> **TASK INSTRUCTIONS**: Filter these entries, keeping only lines that hold the word "腾讯会议号".

## Begin SOURCE MATERIAL

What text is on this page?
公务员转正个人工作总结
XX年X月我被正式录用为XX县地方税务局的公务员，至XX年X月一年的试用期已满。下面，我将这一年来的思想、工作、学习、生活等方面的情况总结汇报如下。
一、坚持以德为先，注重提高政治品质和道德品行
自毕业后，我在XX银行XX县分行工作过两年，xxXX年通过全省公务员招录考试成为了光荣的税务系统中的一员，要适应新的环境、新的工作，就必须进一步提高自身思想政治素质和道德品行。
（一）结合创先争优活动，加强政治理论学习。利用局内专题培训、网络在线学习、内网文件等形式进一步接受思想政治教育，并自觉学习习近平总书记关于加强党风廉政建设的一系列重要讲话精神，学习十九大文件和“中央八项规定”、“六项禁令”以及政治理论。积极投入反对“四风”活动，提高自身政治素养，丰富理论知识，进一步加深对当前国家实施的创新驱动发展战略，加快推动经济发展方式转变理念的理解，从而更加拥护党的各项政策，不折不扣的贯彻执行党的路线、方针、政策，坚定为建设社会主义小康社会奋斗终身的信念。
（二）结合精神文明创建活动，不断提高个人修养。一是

## End SOURCE MATERIAL
## Begin SOURCE MATERIAL

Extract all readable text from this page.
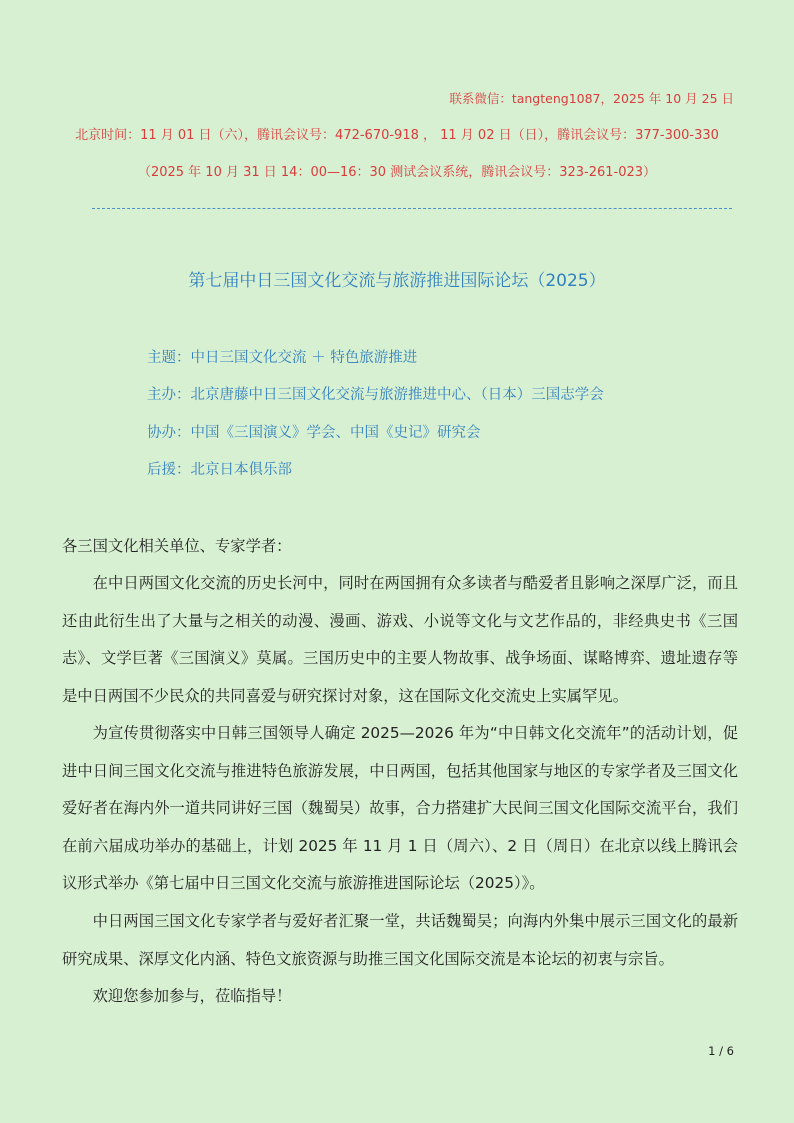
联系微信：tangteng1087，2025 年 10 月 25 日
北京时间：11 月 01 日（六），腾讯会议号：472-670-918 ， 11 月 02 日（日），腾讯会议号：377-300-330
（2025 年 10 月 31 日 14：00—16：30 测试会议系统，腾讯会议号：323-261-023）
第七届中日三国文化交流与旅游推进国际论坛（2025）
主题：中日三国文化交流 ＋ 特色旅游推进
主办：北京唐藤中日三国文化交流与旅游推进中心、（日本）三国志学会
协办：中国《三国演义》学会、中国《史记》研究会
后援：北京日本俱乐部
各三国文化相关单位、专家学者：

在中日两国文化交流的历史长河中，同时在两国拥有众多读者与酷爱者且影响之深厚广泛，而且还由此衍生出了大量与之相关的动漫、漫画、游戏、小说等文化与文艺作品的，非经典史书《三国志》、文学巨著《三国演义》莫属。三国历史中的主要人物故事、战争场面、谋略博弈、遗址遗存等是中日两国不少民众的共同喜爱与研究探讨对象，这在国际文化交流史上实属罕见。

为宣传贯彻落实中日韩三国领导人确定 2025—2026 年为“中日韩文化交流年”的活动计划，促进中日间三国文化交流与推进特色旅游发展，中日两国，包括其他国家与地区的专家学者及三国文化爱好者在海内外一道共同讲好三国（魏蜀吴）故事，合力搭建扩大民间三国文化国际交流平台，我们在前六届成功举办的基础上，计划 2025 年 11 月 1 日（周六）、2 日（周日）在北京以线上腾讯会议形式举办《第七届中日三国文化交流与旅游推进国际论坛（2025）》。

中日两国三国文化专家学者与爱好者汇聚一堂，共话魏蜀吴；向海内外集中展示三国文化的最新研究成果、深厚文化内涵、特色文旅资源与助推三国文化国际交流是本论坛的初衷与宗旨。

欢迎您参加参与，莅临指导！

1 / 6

## End SOURCE MATERIAL

> **RESULT OF THE TASK**:
北京时间：11 月 01 日（六），腾讯会议号：472-670-918 ， 11 月 02 日（日），腾讯会议号：377-300-330
（2025 年 10 月 31 日 14：00—16：30 测试会议系统，腾讯会议号：323-261-023）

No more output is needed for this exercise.